▸ **Entries with figure data**:
_ _ _ _ _

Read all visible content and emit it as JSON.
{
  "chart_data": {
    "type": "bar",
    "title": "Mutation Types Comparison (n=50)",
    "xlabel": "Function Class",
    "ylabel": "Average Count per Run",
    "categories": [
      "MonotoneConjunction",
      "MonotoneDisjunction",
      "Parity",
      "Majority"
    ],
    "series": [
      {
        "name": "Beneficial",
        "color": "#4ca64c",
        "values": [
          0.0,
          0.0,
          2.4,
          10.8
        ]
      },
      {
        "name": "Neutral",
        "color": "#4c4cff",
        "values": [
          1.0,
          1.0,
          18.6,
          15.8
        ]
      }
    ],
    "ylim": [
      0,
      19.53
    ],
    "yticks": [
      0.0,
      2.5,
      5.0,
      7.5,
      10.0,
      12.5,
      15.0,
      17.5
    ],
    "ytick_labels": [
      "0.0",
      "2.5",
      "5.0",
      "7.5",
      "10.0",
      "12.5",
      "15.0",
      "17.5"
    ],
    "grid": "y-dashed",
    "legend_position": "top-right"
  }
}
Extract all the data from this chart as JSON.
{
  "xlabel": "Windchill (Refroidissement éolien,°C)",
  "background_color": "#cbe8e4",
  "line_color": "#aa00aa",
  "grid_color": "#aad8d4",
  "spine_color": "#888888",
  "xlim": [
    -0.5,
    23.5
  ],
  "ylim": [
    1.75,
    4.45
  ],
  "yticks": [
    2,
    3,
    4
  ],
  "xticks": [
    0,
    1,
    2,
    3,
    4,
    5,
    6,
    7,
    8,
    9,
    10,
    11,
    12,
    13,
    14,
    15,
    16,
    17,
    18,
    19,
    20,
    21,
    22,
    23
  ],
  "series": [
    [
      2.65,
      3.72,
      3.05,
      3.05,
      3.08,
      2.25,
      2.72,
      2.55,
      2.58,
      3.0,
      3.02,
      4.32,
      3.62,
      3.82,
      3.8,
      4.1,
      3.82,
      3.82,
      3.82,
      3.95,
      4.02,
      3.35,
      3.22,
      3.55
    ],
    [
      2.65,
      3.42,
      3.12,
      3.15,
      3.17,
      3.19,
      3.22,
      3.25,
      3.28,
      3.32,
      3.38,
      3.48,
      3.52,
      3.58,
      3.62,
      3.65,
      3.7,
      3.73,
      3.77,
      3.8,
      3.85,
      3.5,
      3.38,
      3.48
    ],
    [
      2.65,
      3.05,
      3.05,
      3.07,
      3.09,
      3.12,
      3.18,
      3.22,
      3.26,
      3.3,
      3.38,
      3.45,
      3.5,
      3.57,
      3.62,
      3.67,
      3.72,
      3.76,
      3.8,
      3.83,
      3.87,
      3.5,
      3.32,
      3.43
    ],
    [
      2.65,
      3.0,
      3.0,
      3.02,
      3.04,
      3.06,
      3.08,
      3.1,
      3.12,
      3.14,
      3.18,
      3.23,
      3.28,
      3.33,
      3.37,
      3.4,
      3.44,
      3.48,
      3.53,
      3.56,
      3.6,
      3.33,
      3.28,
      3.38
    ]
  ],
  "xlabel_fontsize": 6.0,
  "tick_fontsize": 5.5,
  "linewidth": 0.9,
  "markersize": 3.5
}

_ _ _ _ _

▸ **Stated task**: Nothing should be left out: repeat all of the data exactly.

▸ **Exercise result**:
Read all visible content and emit it as JSON.
{
  "chart_data": {
    "type": "bar",
    "title": "Mutation Types Comparison (n=50)",
    "xlabel": "Function Class",
    "ylabel": "Average Count per Run",
    "categories": [
      "MonotoneConjunction",
      "MonotoneDisjunction",
      "Parity",
      "Majority"
    ],
    "series": [
      {
        "name": "Beneficial",
        "color": "#4ca64c",
        "values": [
          0.0,
          0.0,
          2.4,
          10.8
        ]
      },
      {
        "name": "Neutral",
        "color": "#4c4cff",
        "values": [
          1.0,
          1.0,
          18.6,
          15.8
        ]
      }
    ],
    "ylim": [
      0,
      19.53
    ],
    "yticks": [
      0.0,
      2.5,
      5.0,
      7.5,
      10.0,
      12.5,
      15.0,
      17.5
    ],
    "ytick_labels": [
      "0.0",
      "2.5",
      "5.0",
      "7.5",
      "10.0",
      "12.5",
      "15.0",
      "17.5"
    ],
    "grid": "y-dashed",
    "legend_position": "top-right"
  }
}
Extract all the data from this chart as JSON.
{
  "xlabel": "Windchill (Refroidissement éolien,°C)",
  "background_color": "#cbe8e4",
  "line_color": "#aa00aa",
  "grid_color": "#aad8d4",
  "spine_color": "#888888",
  "xlim": [
    -0.5,
    23.5
  ],
  "ylim": [
    1.75,
    4.45
  ],
  "yticks": [
    2,
    3,
    4
  ],
  "xticks": [
    0,
    1,
    2,
    3,
    4,
    5,
    6,
    7,
    8,
    9,
    10,
    11,
    12,
    13,
    14,
    15,
    16,
    17,
    18,
    19,
    20,
    21,
    22,
    23
  ],
  "series": [
    [
      2.65,
      3.72,
      3.05,
      3.05,
      3.08,
      2.25,
      2.72,
      2.55,
      2.58,
      3.0,
      3.02,
      4.32,
      3.62,
      3.82,
      3.8,
      4.1,
      3.82,
      3.82,
      3.82,
      3.95,
      4.02,
      3.35,
      3.22,
      3.55
    ],
    [
      2.65,
      3.42,
      3.12,
      3.15,
      3.17,
      3.19,
      3.22,
      3.25,
      3.28,
      3.32,
      3.38,
      3.48,
      3.52,
      3.58,
      3.62,
      3.65,
      3.7,
      3.73,
      3.77,
      3.8,
      3.85,
      3.5,
      3.38,
      3.48
    ],
    [
      2.65,
      3.05,
      3.05,
      3.07,
      3.09,
      3.12,
      3.18,
      3.22,
      3.26,
      3.3,
      3.38,
      3.45,
      3.5,
      3.57,
      3.62,
      3.67,
      3.72,
      3.76,
      3.8,
      3.83,
      3.87,
      3.5,
      3.32,
      3.43
    ],
    [
      2.65,
      3.0,
      3.0,
      3.02,
      3.04,
      3.06,
      3.08,
      3.1,
      3.12,
      3.14,
      3.18,
      3.23,
      3.28,
      3.33,
      3.37,
      3.4,
      3.44,
      3.48,
      3.53,
      3.56,
      3.6,
      3.33,
      3.28,
      3.38
    ]
  ],
  "xlabel_fontsize": 6.0,
  "tick_fontsize": 5.5,
  "linewidth": 0.9,
  "markersize": 3.5
}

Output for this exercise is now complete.